§ **REQUIREMENT**
In the material below, identify each line bearing the word "City". Reproduce those lines.

§ **MATERIALS PROVIDED**
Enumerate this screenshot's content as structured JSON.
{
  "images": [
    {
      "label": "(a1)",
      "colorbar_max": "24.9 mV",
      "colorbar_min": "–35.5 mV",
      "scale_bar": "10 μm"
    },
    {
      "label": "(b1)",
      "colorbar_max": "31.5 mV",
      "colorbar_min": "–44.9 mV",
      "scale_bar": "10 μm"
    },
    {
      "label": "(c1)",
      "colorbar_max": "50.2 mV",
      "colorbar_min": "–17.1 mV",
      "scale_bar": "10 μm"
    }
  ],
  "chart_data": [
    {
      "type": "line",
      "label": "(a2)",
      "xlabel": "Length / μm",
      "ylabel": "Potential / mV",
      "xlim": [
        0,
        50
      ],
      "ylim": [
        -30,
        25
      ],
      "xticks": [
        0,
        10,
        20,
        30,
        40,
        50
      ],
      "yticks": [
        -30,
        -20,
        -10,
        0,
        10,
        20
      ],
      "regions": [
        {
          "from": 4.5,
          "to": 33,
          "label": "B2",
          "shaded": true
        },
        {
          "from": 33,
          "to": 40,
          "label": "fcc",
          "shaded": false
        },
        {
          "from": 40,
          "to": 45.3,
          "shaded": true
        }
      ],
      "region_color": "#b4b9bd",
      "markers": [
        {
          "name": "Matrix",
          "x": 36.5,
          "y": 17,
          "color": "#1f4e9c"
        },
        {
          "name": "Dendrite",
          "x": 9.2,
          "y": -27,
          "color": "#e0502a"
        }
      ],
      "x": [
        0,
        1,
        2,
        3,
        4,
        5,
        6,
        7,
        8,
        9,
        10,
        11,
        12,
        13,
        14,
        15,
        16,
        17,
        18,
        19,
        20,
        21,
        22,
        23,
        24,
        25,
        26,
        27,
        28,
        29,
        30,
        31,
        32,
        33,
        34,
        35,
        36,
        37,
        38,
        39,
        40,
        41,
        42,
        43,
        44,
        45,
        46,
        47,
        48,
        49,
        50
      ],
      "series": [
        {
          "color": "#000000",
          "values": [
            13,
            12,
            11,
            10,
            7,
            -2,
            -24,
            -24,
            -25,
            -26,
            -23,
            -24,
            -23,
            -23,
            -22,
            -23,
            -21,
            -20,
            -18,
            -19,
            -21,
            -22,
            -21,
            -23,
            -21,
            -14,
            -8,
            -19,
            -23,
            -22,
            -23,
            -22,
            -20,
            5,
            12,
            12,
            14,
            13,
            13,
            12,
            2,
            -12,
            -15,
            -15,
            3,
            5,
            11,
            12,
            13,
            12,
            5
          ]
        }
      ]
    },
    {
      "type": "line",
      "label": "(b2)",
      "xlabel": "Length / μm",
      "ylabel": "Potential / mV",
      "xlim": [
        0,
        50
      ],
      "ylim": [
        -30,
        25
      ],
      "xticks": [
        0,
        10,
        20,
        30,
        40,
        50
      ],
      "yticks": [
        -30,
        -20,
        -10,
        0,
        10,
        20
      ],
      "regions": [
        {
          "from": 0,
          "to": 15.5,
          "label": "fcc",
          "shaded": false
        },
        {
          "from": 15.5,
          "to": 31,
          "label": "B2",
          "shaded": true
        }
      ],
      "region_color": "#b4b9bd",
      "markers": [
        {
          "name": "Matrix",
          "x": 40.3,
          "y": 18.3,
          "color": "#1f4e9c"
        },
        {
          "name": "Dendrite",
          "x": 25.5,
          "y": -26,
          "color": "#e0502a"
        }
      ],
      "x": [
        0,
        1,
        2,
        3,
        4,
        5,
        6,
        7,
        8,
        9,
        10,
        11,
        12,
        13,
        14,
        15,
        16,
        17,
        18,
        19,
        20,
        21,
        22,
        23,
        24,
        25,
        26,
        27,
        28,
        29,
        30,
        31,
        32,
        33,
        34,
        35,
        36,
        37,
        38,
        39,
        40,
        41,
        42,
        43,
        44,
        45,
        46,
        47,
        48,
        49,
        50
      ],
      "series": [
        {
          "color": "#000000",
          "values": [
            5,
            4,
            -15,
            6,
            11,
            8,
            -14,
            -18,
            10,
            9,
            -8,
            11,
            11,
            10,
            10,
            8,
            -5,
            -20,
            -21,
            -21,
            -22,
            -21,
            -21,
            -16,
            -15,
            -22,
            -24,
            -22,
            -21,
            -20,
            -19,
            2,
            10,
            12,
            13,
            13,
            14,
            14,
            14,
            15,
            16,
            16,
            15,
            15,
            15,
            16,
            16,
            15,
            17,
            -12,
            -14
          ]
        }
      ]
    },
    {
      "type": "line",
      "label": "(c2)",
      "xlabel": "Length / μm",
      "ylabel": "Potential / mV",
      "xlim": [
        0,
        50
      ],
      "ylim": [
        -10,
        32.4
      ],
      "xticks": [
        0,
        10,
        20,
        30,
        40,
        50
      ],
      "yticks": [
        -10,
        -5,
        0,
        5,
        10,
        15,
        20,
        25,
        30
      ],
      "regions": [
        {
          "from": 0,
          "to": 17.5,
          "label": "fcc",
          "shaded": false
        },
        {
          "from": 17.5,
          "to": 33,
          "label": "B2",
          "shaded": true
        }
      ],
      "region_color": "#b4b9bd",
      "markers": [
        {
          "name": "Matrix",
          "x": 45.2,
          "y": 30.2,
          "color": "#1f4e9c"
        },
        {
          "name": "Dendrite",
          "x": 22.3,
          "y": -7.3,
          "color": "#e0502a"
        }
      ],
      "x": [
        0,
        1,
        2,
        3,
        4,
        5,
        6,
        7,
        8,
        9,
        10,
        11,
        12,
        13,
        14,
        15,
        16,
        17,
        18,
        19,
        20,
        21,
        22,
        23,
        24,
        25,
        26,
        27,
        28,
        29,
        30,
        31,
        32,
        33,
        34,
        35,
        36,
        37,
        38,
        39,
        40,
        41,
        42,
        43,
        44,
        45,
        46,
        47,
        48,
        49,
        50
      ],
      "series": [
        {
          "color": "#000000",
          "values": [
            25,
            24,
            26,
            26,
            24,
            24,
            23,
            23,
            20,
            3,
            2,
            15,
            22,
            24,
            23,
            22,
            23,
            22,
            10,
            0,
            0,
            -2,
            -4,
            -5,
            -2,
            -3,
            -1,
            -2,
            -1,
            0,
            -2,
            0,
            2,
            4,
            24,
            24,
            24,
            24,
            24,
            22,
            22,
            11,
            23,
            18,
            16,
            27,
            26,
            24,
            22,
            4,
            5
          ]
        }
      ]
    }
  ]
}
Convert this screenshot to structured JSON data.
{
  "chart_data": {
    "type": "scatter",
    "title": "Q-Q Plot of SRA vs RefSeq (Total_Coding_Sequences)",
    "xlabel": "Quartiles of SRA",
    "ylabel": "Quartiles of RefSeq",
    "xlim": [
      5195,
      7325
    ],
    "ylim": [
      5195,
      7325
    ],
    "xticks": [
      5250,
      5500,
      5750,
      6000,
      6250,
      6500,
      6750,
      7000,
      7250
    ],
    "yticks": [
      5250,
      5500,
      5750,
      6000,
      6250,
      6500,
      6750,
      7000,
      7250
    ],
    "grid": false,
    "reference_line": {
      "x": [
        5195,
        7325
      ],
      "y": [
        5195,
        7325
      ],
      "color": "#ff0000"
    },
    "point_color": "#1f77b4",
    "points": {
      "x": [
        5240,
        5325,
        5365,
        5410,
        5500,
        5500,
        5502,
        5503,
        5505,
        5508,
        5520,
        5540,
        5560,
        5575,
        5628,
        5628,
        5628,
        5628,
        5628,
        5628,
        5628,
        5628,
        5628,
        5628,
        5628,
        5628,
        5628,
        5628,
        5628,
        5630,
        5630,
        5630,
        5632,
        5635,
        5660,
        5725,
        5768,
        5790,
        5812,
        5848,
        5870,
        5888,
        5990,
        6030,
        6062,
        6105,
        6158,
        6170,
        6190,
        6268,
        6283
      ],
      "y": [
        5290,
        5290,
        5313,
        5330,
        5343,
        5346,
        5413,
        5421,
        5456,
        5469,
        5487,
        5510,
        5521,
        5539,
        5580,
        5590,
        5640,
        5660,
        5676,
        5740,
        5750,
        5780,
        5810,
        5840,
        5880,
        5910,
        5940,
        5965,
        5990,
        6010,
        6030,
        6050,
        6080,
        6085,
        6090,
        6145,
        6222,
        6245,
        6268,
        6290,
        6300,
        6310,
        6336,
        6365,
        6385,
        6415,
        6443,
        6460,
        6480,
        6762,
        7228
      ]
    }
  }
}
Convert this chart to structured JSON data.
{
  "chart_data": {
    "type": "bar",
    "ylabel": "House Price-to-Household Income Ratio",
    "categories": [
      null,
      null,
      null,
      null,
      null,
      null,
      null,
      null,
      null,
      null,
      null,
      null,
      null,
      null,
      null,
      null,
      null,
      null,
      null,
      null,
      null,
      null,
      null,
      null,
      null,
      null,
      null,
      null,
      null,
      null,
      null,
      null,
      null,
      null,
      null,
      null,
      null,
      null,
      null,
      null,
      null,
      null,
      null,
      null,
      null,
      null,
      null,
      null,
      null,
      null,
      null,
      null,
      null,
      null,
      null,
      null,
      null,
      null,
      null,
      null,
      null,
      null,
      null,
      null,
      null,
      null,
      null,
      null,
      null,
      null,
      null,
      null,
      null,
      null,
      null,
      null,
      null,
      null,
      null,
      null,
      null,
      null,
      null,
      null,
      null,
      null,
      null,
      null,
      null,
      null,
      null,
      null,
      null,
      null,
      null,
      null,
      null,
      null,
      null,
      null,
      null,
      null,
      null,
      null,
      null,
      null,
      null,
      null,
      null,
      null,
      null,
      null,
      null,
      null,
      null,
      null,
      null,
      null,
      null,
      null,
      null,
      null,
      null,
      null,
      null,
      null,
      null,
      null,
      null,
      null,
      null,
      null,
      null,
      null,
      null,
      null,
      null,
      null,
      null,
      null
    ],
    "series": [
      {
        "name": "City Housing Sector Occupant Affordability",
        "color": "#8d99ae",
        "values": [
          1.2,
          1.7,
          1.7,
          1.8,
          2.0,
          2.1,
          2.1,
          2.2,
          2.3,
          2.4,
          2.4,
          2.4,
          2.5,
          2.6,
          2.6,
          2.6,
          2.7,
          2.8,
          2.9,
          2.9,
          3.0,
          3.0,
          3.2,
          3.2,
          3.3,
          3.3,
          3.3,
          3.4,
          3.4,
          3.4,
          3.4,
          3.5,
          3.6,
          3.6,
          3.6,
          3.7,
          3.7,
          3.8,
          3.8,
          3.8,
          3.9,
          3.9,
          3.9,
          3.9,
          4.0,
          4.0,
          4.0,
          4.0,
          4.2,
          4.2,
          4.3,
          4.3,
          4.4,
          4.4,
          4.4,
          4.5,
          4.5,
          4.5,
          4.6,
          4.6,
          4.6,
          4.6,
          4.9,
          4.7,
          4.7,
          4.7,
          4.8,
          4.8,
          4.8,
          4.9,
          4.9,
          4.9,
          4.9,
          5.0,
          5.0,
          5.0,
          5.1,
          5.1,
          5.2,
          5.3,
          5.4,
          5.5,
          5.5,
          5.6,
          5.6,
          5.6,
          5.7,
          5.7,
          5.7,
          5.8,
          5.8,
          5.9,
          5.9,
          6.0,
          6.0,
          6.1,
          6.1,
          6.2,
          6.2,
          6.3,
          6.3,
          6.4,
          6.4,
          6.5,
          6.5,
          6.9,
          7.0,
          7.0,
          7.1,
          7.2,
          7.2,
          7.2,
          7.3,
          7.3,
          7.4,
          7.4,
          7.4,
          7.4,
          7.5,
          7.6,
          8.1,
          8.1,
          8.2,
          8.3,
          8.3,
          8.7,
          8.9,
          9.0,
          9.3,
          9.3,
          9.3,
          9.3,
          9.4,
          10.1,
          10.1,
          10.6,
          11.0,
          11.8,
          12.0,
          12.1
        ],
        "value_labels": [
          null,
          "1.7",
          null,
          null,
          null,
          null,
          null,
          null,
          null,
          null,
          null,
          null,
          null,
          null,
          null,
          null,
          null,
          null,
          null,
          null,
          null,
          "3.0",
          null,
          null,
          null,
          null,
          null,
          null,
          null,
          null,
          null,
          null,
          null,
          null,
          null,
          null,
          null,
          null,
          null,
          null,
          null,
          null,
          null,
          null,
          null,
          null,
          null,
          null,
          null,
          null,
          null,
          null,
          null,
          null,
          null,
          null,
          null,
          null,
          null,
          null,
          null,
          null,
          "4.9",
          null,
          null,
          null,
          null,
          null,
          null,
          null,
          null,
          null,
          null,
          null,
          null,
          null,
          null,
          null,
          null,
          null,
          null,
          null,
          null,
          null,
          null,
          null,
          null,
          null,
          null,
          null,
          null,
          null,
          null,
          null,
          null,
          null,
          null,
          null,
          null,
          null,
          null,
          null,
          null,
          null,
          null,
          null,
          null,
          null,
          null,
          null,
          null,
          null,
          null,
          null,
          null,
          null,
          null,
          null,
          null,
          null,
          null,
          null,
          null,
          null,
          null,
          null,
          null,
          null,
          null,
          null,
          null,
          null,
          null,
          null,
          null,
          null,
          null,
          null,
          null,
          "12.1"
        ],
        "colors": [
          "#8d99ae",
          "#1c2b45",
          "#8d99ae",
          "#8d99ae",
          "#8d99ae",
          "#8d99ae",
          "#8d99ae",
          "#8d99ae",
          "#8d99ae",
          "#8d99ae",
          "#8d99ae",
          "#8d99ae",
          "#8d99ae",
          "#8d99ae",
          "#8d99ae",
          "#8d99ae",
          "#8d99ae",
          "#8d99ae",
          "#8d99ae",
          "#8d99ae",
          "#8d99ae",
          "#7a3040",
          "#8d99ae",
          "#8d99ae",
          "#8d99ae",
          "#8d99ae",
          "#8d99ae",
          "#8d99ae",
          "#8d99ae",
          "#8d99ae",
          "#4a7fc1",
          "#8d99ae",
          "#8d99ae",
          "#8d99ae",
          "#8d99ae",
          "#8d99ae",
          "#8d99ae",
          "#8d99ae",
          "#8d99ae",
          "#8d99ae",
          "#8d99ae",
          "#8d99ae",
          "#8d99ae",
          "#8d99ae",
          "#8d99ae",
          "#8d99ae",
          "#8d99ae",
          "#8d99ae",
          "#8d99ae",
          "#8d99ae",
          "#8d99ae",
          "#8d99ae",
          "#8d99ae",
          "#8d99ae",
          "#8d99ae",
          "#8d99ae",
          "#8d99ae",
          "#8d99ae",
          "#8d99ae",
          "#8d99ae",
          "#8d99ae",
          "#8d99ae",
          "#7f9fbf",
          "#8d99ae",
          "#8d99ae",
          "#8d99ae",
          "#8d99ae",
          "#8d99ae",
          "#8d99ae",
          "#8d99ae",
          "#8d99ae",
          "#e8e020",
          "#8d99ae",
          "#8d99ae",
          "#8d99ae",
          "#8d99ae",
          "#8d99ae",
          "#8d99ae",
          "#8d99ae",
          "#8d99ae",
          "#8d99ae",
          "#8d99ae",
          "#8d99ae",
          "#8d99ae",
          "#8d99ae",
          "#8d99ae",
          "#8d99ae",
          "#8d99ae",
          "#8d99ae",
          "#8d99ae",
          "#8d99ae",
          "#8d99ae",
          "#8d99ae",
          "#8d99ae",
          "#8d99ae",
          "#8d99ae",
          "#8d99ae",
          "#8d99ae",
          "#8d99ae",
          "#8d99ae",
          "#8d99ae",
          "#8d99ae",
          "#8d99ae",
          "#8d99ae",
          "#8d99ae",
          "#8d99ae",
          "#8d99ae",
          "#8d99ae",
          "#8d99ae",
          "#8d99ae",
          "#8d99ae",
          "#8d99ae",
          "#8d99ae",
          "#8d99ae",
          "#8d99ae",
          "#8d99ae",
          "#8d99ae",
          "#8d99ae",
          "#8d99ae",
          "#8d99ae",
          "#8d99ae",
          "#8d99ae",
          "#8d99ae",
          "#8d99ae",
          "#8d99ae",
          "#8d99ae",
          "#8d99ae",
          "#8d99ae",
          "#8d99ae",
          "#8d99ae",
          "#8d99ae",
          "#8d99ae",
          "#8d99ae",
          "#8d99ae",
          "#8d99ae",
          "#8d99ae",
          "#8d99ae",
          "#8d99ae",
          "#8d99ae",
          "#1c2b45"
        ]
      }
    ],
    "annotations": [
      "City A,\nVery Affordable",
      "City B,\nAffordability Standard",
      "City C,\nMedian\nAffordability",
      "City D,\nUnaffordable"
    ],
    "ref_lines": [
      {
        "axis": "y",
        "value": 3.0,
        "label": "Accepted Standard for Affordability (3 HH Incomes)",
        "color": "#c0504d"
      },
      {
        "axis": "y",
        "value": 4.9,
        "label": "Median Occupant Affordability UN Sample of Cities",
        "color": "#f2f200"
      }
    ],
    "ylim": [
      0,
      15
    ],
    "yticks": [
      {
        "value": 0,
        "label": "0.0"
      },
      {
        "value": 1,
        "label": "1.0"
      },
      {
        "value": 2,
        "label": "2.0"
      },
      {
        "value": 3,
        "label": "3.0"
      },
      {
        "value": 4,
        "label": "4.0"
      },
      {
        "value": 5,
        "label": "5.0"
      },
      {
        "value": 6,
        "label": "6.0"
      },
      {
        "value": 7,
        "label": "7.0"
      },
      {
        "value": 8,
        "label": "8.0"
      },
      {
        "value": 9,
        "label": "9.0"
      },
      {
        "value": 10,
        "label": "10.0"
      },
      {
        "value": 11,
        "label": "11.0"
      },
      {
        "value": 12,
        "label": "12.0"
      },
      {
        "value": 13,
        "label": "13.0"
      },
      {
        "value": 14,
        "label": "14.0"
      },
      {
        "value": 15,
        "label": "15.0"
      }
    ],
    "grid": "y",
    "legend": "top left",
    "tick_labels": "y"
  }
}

§ **FULL RESPONSE**
        "name": "City Housing Sector Occupant Affordability",
      "City A,\nVery Affordable",
      "City B,\nAffordability Standard",
      "City C,\nMedian\nAffordability",
      "City D,\nUnaffordable"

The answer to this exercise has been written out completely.